• SUPPLIED MATERIAL:
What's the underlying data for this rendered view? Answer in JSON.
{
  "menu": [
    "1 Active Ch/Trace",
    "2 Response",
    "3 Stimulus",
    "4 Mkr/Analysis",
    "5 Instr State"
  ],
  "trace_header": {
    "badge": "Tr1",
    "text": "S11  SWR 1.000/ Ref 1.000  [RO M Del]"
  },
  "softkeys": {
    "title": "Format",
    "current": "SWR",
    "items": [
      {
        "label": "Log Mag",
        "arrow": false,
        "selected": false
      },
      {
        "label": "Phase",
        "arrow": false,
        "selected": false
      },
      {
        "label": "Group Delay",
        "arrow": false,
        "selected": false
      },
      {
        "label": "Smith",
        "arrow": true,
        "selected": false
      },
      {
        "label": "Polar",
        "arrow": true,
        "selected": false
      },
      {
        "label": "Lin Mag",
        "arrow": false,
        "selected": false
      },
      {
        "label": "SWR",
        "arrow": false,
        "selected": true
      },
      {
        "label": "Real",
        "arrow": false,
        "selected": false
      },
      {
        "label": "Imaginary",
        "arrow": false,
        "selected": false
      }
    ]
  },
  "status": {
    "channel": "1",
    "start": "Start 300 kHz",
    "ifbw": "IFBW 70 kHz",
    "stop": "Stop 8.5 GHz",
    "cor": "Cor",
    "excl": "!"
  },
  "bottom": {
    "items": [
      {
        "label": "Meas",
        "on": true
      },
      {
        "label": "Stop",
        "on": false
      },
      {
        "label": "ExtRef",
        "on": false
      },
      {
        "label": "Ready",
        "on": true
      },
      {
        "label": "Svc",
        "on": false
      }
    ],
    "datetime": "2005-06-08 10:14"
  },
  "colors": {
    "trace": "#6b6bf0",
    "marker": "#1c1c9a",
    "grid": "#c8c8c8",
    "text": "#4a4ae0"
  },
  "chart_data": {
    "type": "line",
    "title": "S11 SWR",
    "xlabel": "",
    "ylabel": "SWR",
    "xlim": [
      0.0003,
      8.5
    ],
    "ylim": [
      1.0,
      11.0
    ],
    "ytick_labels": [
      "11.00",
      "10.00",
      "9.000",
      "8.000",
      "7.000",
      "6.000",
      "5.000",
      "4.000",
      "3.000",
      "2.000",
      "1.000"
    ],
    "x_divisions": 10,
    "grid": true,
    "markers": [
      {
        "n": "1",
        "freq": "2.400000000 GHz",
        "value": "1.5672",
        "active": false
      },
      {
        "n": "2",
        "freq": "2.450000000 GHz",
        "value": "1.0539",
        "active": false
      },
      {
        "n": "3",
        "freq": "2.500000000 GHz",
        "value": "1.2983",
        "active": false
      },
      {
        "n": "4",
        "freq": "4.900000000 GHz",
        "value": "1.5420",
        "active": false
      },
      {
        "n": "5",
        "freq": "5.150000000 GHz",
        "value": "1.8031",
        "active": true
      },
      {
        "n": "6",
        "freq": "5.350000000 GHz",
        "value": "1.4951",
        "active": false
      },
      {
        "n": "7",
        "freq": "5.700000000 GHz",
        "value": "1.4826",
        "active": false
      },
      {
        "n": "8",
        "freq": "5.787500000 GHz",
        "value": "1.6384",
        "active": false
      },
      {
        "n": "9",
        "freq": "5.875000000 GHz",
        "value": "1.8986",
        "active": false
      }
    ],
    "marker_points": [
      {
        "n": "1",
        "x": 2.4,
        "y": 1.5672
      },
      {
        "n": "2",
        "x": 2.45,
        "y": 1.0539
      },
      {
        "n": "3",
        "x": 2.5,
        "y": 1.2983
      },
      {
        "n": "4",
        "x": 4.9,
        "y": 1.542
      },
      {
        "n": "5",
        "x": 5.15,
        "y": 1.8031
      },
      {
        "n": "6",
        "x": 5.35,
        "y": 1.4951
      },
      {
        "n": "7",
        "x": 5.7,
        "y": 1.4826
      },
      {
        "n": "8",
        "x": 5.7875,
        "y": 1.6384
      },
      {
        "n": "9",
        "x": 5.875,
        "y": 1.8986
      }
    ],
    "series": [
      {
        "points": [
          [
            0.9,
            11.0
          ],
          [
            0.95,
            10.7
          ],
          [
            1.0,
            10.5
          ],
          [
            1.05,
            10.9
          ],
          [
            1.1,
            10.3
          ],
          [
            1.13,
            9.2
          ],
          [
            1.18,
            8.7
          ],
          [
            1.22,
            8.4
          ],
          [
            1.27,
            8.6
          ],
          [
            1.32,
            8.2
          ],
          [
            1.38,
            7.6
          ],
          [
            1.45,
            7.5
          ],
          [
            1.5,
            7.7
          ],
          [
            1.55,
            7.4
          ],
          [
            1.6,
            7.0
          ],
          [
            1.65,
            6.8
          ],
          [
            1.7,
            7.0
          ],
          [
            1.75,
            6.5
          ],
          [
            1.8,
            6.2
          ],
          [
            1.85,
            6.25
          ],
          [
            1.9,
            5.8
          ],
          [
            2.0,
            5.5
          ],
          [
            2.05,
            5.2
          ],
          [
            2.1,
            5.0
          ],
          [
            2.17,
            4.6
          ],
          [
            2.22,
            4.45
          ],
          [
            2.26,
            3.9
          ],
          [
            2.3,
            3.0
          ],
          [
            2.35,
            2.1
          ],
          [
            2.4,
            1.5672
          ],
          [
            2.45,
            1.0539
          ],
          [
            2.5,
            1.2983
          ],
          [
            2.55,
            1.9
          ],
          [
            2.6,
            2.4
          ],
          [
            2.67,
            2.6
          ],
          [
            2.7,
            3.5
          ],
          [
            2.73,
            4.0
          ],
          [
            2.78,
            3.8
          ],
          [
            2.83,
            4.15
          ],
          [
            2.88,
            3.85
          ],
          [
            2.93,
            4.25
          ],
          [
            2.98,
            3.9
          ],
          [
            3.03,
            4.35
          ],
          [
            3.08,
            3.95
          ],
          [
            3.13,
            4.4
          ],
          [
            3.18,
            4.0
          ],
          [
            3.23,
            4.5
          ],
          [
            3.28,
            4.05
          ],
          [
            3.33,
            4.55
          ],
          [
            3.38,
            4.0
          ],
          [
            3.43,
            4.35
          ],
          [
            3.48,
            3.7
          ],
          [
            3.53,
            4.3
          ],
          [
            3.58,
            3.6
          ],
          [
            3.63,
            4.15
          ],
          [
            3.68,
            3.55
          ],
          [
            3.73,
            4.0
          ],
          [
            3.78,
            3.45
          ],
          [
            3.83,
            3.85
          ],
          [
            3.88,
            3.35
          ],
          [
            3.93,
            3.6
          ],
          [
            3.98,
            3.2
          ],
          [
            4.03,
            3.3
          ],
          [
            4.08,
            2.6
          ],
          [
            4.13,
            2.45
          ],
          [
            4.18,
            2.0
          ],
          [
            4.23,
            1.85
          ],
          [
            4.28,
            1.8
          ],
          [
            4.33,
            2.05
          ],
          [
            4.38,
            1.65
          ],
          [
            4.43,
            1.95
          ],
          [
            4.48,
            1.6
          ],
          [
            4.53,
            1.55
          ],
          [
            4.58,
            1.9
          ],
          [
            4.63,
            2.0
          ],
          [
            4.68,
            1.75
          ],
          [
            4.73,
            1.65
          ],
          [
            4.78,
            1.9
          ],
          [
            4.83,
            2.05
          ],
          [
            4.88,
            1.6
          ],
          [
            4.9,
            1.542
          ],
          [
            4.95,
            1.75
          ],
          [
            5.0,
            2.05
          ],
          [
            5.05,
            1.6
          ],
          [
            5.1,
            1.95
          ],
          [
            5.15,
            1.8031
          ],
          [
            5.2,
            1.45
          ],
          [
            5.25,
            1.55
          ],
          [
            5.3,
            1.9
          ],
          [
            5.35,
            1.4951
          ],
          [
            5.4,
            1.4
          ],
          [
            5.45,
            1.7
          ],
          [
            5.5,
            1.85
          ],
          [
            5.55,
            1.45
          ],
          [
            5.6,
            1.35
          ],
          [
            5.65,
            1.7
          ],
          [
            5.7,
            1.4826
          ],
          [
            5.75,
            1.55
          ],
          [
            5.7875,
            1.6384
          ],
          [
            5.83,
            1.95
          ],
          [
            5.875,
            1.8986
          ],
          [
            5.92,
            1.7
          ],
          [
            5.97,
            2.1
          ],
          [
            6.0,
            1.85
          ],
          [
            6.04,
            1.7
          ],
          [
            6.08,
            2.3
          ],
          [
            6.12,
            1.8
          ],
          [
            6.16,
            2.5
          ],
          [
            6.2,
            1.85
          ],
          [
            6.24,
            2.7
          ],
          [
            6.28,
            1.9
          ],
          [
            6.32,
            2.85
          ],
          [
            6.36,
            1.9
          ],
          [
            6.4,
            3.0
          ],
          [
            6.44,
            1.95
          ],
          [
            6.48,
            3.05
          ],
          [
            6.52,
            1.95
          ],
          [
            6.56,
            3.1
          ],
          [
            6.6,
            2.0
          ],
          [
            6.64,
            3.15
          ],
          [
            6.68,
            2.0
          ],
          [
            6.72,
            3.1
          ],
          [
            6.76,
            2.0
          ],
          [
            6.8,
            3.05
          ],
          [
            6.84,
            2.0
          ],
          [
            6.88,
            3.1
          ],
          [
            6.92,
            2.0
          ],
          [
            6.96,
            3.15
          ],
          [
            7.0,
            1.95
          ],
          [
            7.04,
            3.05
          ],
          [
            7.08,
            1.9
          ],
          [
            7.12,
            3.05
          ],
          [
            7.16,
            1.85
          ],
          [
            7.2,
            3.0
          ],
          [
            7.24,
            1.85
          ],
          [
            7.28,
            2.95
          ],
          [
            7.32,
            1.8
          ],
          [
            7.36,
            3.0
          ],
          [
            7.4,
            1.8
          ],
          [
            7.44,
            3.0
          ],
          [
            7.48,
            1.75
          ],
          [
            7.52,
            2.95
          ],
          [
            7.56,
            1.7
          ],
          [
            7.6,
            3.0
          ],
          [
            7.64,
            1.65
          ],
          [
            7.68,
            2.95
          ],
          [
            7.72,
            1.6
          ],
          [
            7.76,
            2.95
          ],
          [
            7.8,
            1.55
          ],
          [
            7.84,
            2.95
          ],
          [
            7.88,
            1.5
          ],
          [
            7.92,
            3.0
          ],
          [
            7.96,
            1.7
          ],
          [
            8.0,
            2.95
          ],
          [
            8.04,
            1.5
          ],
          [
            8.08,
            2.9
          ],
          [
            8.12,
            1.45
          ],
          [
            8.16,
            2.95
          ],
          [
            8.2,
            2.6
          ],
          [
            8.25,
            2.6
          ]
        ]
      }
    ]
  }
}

• WHAT NEEDS TO BE DONE: Which lines of the material contain the string "value"? List each of them.

• REPLY:
        "value": "1.5672",
        "value": "1.0539",
        "value": "1.2983",
        "value": "1.5420",
        "value": "1.8031",
        "value": "1.4951",
        "value": "1.4826",
        "value": "1.6384",
        "value": "1.8986",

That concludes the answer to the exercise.